EXERCISE INSTRUCTIONS. Only the pictures are to be left out; set down the rest of the records exactly.

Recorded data

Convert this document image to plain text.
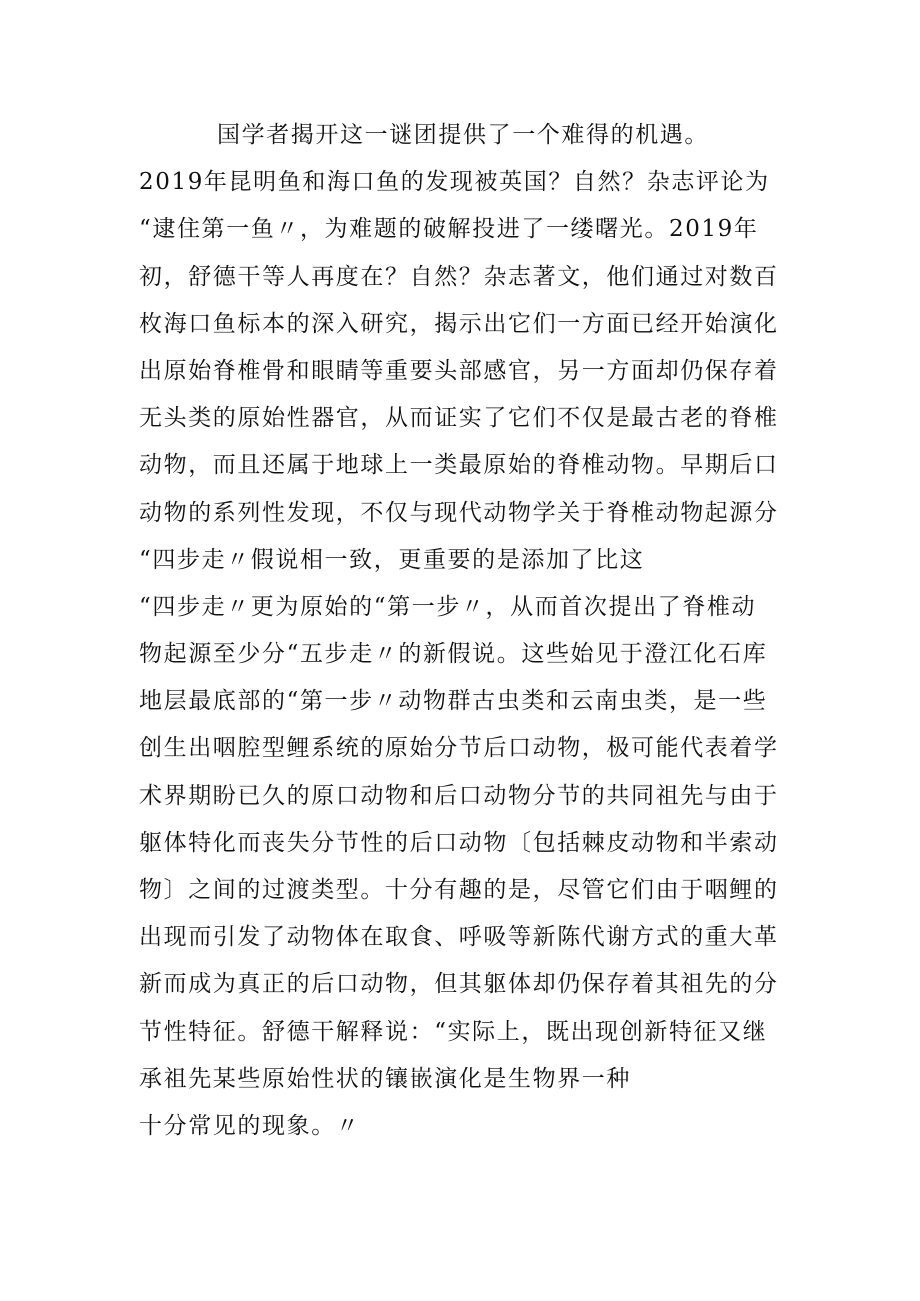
国学者揭开这一谜团提供了一个难得的机遇。
2019年昆明鱼和海口鱼的发现被英国？自然？杂志评论为
“逮住第一鱼〃，为难题的破解投进了一缕曙光。2019年
初，舒德干等人再度在？自然？杂志著文，他们通过对数百
枚海口鱼标本的深入研究，揭示出它们一方面已经开始演化
出原始脊椎骨和眼睛等重要头部感官，另一方面却仍保存着
无头类的原始性器官，从而证实了它们不仅是最古老的脊椎
动物，而且还属于地球上一类最原始的脊椎动物。早期后口
动物的系列性发现，不仅与现代动物学关于脊椎动物起源分
“四步走〃假说相一致，更重要的是添加了比这
“四步走〃更为原始的“第一步〃，从而首次提出了脊椎动
物起源至少分“五步走〃的新假说。这些始见于澄江化石库
地层最底部的“第一步〃动物群古虫类和云南虫类，是一些
创生出咽腔型鲤系统的原始分节后口动物，极可能代表着学
术界期盼已久的原口动物和后口动物分节的共同祖先与由于
躯体特化而丧失分节性的后口动物〔包括棘皮动物和半索动
物〕之间的过渡类型。十分有趣的是，尽管它们由于咽鲤的
出现而引发了动物体在取食、呼吸等新陈代谢方式的重大革
新而成为真正的后口动物，但其躯体却仍保存着其祖先的分
节性特征。舒德干解释说：“实际上，既出现创新特征又继
承祖先某些原始性状的镶嵌演化是生物界一种
十分常见的现象。〃
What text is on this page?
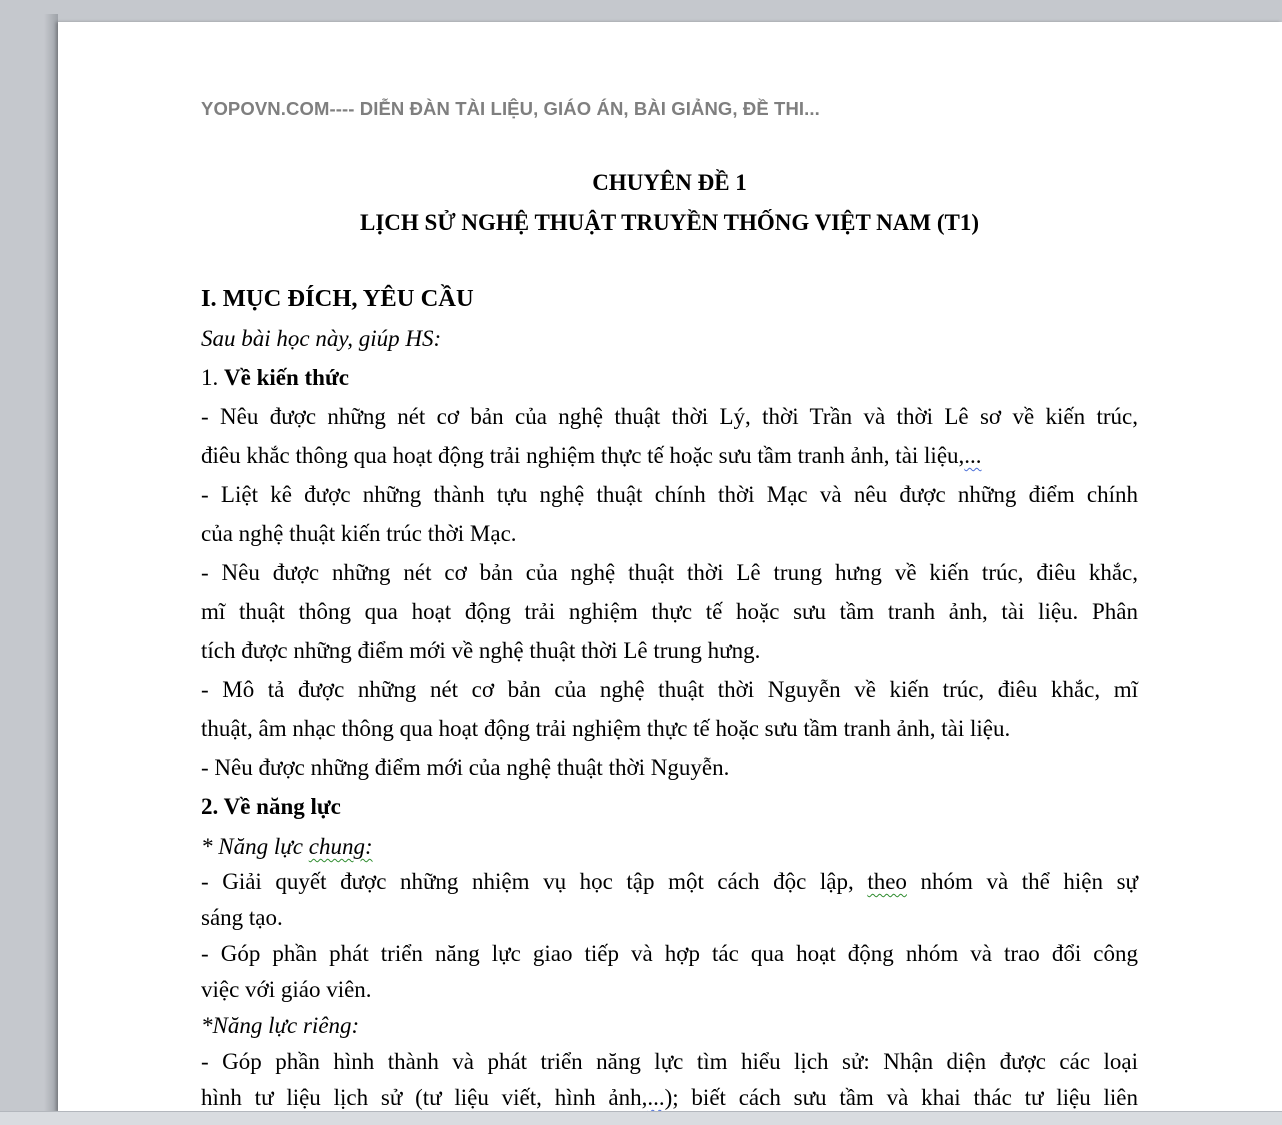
YOPOVN.COM---- DIỄN ĐÀN TÀI LIỆU, GIÁO ÁN, BÀI GIẢNG, ĐỀ THI...
CHUYÊN ĐỀ 1
LỊCH SỬ NGHỆ THUẬT TRUYỀN THỐNG VIỆT NAM (T1)
I. MỤC ĐÍCH, YÊU CẦU
Sau bài học này, giúp HS:
1. Về kiến thức
- Nêu được những nét cơ bản của nghệ thuật thời Lý, thời Trần và thời Lê sơ về kiến trúc,
điêu khắc thông qua hoạt động trải nghiệm thực tế hoặc sưu tầm tranh ảnh, tài liệu,...
- Liệt kê được những thành tựu nghệ thuật chính thời Mạc và nêu được những điểm chính
của nghệ thuật kiến trúc thời Mạc.
- Nêu được những nét cơ bản của nghệ thuật thời Lê trung hưng về kiến trúc, điêu khắc,
mĩ thuật thông qua hoạt động trải nghiệm thực tế hoặc sưu tầm tranh ảnh, tài liệu. Phân
tích được những điểm mới về nghệ thuật thời Lê trung hưng.
- Mô tả được những nét cơ bản của nghệ thuật thời Nguyễn về kiến trúc, điêu khắc, mĩ
thuật, âm nhạc thông qua hoạt động trải nghiệm thực tế hoặc sưu tầm tranh ảnh, tài liệu.
- Nêu được những điểm mới của nghệ thuật thời Nguyễn.
2. Về năng lực
* Năng lực chung:
- Giải quyết được những nhiệm vụ học tập một cách độc lập, theo nhóm và thể hiện sự
sáng tạo.
- Góp phần phát triển năng lực giao tiếp và hợp tác qua hoạt động nhóm và trao đổi công
việc với giáo viên.
*Năng lực riêng:
- Góp phần hình thành và phát triển năng lực tìm hiểu lịch sử: Nhận diện được các loại
hình tư liệu lịch sử (tư liệu viết, hình ảnh,...); biết cách sưu tầm và khai thác tư liệu liên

FINISHED EXERCISE.
Convert this document image to plain text.
国学者揭开这一谜团提供了一个难得的机遇。
2019年昆明鱼和海口鱼的发现被英国？自然？杂志评论为
“逮住第一鱼〃，为难题的破解投进了一缕曙光。2019年
初，舒德干等人再度在？自然？杂志著文，他们通过对数百
枚海口鱼标本的深入研究，揭示出它们一方面已经开始演化
出原始脊椎骨和眼睛等重要头部感官，另一方面却仍保存着
无头类的原始性器官，从而证实了它们不仅是最古老的脊椎
动物，而且还属于地球上一类最原始的脊椎动物。早期后口
动物的系列性发现，不仅与现代动物学关于脊椎动物起源分
“四步走〃假说相一致，更重要的是添加了比这
“四步走〃更为原始的“第一步〃，从而首次提出了脊椎动
物起源至少分“五步走〃的新假说。这些始见于澄江化石库
地层最底部的“第一步〃动物群古虫类和云南虫类，是一些
创生出咽腔型鲤系统的原始分节后口动物，极可能代表着学
术界期盼已久的原口动物和后口动物分节的共同祖先与由于
躯体特化而丧失分节性的后口动物〔包括棘皮动物和半索动
物〕之间的过渡类型。十分有趣的是，尽管它们由于咽鲤的
出现而引发了动物体在取食、呼吸等新陈代谢方式的重大革
新而成为真正的后口动物，但其躯体却仍保存着其祖先的分
节性特征。舒德干解释说：“实际上，既出现创新特征又继
承祖先某些原始性状的镶嵌演化是生物界一种
十分常见的现象。〃
What text is on this page?
YOPOVN.COM---- DIỄN ĐÀN TÀI LIỆU, GIÁO ÁN, BÀI GIẢNG, ĐỀ THI...
CHUYÊN ĐỀ 1
LỊCH SỬ NGHỆ THUẬT TRUYỀN THỐNG VIỆT NAM (T1)
I. MỤC ĐÍCH, YÊU CẦU
Sau bài học này, giúp HS:
1. Về kiến thức
- Nêu được những nét cơ bản của nghệ thuật thời Lý, thời Trần và thời Lê sơ về kiến trúc,
điêu khắc thông qua hoạt động trải nghiệm thực tế hoặc sưu tầm tranh ảnh, tài liệu,...
- Liệt kê được những thành tựu nghệ thuật chính thời Mạc và nêu được những điểm chính
của nghệ thuật kiến trúc thời Mạc.
- Nêu được những nét cơ bản của nghệ thuật thời Lê trung hưng về kiến trúc, điêu khắc,
mĩ thuật thông qua hoạt động trải nghiệm thực tế hoặc sưu tầm tranh ảnh, tài liệu. Phân
tích được những điểm mới về nghệ thuật thời Lê trung hưng.
- Mô tả được những nét cơ bản của nghệ thuật thời Nguyễn về kiến trúc, điêu khắc, mĩ
thuật, âm nhạc thông qua hoạt động trải nghiệm thực tế hoặc sưu tầm tranh ảnh, tài liệu.
- Nêu được những điểm mới của nghệ thuật thời Nguyễn.
2. Về năng lực
* Năng lực chung:
- Giải quyết được những nhiệm vụ học tập một cách độc lập, theo nhóm và thể hiện sự
sáng tạo.
- Góp phần phát triển năng lực giao tiếp và hợp tác qua hoạt động nhóm và trao đổi công
việc với giáo viên.
*Năng lực riêng:
- Góp phần hình thành và phát triển năng lực tìm hiểu lịch sử: Nhận diện được các loại
hình tư liệu lịch sử (tư liệu viết, hình ảnh,...); biết cách sưu tầm và khai thác tư liệu liên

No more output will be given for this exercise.